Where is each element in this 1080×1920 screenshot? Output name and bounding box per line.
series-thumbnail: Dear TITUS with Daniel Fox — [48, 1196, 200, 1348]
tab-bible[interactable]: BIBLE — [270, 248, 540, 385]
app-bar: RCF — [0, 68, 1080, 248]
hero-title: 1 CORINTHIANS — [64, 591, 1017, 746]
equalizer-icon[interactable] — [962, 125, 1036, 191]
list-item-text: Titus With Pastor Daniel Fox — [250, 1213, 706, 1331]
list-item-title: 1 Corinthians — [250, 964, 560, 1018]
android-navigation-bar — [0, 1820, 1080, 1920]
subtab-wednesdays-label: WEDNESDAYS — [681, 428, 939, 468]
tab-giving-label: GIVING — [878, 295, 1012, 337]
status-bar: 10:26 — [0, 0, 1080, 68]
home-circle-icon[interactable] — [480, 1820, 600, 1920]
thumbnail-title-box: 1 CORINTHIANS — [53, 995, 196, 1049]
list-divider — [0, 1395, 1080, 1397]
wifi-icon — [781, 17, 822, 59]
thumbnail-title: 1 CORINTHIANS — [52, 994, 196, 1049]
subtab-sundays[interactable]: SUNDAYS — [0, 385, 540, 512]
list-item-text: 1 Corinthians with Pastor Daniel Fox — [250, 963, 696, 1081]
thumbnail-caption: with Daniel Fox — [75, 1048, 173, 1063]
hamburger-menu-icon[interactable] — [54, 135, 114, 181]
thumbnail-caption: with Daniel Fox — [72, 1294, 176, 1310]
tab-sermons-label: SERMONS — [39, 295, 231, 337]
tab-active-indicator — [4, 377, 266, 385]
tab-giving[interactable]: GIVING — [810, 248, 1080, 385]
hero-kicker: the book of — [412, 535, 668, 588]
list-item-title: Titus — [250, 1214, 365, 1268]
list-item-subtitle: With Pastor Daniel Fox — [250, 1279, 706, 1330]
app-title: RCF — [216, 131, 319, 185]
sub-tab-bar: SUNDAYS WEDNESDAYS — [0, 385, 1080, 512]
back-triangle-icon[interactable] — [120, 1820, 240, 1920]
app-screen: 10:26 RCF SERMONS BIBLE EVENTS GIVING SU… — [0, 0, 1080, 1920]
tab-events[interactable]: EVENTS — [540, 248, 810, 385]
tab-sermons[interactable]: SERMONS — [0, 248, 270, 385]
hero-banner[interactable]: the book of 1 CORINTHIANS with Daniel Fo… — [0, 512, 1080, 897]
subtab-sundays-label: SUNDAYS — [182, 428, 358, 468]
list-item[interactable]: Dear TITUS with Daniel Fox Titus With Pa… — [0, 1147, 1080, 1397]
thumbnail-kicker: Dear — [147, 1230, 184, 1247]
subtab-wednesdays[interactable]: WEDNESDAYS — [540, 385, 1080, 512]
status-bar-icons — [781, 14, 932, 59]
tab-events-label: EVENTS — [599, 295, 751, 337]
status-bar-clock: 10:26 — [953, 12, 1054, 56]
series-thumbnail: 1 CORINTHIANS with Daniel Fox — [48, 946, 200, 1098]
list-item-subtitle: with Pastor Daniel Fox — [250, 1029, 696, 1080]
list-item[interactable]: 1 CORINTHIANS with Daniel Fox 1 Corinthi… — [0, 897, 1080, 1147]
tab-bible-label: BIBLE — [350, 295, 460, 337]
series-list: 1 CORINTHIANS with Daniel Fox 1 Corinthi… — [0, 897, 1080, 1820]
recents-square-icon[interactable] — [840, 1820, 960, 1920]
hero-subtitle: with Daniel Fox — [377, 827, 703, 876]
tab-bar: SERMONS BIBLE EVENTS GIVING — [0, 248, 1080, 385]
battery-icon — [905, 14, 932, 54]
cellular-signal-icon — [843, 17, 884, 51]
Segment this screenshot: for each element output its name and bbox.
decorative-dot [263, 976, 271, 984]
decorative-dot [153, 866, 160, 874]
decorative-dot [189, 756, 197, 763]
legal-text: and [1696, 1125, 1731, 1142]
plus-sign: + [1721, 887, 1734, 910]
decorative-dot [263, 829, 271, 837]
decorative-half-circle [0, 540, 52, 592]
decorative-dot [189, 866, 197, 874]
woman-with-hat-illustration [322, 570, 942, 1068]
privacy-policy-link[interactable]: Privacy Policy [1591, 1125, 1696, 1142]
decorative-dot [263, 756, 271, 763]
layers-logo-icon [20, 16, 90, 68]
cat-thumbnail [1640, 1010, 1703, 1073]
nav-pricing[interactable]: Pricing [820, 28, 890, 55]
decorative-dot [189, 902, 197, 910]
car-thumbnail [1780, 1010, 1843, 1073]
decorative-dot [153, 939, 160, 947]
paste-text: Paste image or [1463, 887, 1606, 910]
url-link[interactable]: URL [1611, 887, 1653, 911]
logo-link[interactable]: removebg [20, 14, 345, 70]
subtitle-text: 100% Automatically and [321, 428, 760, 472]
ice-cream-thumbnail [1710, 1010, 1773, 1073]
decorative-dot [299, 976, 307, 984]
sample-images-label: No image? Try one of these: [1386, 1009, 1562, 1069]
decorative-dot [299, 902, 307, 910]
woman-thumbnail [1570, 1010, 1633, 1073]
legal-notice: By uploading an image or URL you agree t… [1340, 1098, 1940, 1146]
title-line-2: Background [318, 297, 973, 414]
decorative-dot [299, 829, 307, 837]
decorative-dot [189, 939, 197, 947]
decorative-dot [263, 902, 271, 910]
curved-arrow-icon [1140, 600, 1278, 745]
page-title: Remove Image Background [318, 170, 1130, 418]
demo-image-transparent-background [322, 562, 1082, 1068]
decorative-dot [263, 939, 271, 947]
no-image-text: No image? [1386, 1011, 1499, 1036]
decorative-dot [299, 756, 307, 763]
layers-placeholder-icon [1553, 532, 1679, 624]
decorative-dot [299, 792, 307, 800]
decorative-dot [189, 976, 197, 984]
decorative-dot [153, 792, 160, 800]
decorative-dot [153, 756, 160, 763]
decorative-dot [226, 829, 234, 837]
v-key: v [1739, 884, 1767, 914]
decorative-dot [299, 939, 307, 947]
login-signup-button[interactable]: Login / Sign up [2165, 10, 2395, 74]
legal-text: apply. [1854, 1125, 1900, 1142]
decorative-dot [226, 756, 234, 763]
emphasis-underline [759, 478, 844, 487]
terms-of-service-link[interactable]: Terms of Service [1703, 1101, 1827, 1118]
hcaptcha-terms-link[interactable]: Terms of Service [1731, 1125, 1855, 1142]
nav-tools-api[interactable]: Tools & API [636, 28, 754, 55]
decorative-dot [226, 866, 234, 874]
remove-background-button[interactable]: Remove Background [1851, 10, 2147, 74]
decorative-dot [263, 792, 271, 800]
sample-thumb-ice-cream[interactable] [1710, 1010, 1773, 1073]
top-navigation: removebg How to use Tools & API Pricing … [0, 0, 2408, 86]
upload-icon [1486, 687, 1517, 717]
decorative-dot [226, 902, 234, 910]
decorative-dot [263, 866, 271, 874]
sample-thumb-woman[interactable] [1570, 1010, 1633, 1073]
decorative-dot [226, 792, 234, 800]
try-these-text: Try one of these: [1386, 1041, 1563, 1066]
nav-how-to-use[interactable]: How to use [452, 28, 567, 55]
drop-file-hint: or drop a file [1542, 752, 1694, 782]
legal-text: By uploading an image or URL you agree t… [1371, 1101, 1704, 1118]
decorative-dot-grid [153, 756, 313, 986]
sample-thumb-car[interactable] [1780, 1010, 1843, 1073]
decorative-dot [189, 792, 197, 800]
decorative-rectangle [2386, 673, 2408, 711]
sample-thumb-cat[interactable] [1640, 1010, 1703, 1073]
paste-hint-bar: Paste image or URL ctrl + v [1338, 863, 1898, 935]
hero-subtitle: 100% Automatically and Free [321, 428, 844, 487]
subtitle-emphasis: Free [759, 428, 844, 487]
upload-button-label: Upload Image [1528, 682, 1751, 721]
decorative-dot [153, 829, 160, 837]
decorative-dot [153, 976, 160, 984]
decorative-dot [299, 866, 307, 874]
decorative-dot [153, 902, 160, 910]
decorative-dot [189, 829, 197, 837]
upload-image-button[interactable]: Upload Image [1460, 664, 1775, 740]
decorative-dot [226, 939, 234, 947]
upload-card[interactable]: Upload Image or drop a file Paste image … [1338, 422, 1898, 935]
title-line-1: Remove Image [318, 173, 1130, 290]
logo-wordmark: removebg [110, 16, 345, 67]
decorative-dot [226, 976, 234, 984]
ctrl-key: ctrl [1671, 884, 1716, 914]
..............................
• [Task] Please convert the rows above, from the first line through the line containing "app-bar: RCF — [0, 68, 1080, 248]", into a JSON list of strings with one string per line, omitting any blank lines.

• [Result]
[
  "Where is each element in this 1080×1920 screenshot? Output name and bounding box per line.",
  "series-thumbnail: Dear TITUS with Daniel Fox — [48, 1196, 200, 1348]",
  "tab-bible[interactable]: BIBLE — [270, 248, 540, 385]",
  "app-bar: RCF — [0, 68, 1080, 248]"
]